■ SET EXERCISE
The listing beneath should be written out in full, exactly as shown.

+ + + + + + +

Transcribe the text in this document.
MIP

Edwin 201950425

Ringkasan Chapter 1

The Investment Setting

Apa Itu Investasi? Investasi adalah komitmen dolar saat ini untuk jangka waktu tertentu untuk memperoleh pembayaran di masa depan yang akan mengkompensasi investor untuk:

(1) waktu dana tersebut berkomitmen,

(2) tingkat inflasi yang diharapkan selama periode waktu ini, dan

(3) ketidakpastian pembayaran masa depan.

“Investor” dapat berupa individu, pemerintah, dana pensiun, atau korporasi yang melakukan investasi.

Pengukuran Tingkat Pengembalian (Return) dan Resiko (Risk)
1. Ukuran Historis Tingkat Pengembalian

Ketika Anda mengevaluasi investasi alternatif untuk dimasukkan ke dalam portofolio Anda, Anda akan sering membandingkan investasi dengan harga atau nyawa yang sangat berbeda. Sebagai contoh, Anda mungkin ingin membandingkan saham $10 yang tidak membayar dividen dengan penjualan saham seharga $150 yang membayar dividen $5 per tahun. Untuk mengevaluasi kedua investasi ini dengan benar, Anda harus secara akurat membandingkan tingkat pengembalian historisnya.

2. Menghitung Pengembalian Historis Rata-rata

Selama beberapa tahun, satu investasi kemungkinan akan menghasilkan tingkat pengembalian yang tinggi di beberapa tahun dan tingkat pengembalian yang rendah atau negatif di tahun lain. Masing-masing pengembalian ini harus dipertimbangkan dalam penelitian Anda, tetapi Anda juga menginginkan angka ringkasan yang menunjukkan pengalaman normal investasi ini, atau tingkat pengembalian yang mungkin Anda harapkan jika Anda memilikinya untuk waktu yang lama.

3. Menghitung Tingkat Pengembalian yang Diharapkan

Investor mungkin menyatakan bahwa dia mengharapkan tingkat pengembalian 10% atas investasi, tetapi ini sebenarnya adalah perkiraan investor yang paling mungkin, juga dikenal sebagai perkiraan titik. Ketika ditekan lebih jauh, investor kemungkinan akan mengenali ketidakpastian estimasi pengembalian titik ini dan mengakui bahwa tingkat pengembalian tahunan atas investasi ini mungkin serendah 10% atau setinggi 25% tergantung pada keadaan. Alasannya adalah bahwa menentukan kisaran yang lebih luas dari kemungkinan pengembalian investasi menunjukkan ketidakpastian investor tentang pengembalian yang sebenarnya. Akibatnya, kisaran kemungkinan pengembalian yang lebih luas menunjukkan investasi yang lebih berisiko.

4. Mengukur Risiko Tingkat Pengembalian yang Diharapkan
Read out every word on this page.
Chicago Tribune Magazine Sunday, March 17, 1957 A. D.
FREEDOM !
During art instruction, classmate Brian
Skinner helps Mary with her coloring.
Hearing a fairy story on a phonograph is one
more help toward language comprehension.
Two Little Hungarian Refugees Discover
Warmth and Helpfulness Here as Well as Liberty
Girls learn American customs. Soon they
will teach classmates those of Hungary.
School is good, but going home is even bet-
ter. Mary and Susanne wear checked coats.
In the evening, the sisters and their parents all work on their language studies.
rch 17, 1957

+ + + + + + +

■ ANSWER BELOW
Transcribe the text in this document.
MIP

Edwin 201950425

Ringkasan Chapter 1

The Investment Setting

Apa Itu Investasi? Investasi adalah komitmen dolar saat ini untuk jangka waktu tertentu untuk memperoleh pembayaran di masa depan yang akan mengkompensasi investor untuk:

(1) waktu dana tersebut berkomitmen,

(2) tingkat inflasi yang diharapkan selama periode waktu ini, dan

(3) ketidakpastian pembayaran masa depan.

“Investor” dapat berupa individu, pemerintah, dana pensiun, atau korporasi yang melakukan investasi.

Pengukuran Tingkat Pengembalian (Return) dan Resiko (Risk)
1. Ukuran Historis Tingkat Pengembalian

Ketika Anda mengevaluasi investasi alternatif untuk dimasukkan ke dalam portofolio Anda, Anda akan sering membandingkan investasi dengan harga atau nyawa yang sangat berbeda. Sebagai contoh, Anda mungkin ingin membandingkan saham $10 yang tidak membayar dividen dengan penjualan saham seharga $150 yang membayar dividen $5 per tahun. Untuk mengevaluasi kedua investasi ini dengan benar, Anda harus secara akurat membandingkan tingkat pengembalian historisnya.

2. Menghitung Pengembalian Historis Rata-rata

Selama beberapa tahun, satu investasi kemungkinan akan menghasilkan tingkat pengembalian yang tinggi di beberapa tahun dan tingkat pengembalian yang rendah atau negatif di tahun lain. Masing-masing pengembalian ini harus dipertimbangkan dalam penelitian Anda, tetapi Anda juga menginginkan angka ringkasan yang menunjukkan pengalaman normal investasi ini, atau tingkat pengembalian yang mungkin Anda harapkan jika Anda memilikinya untuk waktu yang lama.

3. Menghitung Tingkat Pengembalian yang Diharapkan

Investor mungkin menyatakan bahwa dia mengharapkan tingkat pengembalian 10% atas investasi, tetapi ini sebenarnya adalah perkiraan investor yang paling mungkin, juga dikenal sebagai perkiraan titik. Ketika ditekan lebih jauh, investor kemungkinan akan mengenali ketidakpastian estimasi pengembalian titik ini dan mengakui bahwa tingkat pengembalian tahunan atas investasi ini mungkin serendah 10% atau setinggi 25% tergantung pada keadaan. Alasannya adalah bahwa menentukan kisaran yang lebih luas dari kemungkinan pengembalian investasi menunjukkan ketidakpastian investor tentang pengembalian yang sebenarnya. Akibatnya, kisaran kemungkinan pengembalian yang lebih luas menunjukkan investasi yang lebih berisiko.

4. Mengukur Risiko Tingkat Pengembalian yang Diharapkan
Read out every word on this page.
Chicago Tribune Magazine Sunday, March 17, 1957 A. D.
FREEDOM !
During art instruction, classmate Brian
Skinner helps Mary with her coloring.
Hearing a fairy story on a phonograph is one
more help toward language comprehension.
Two Little Hungarian Refugees Discover
Warmth and Helpfulness Here as Well as Liberty
Girls learn American customs. Soon they
will teach classmates those of Hungary.
School is good, but going home is even bet-
ter. Mary and Susanne wear checked coats.
In the evening, the sisters and their parents all work on their language studies.
rch 17, 1957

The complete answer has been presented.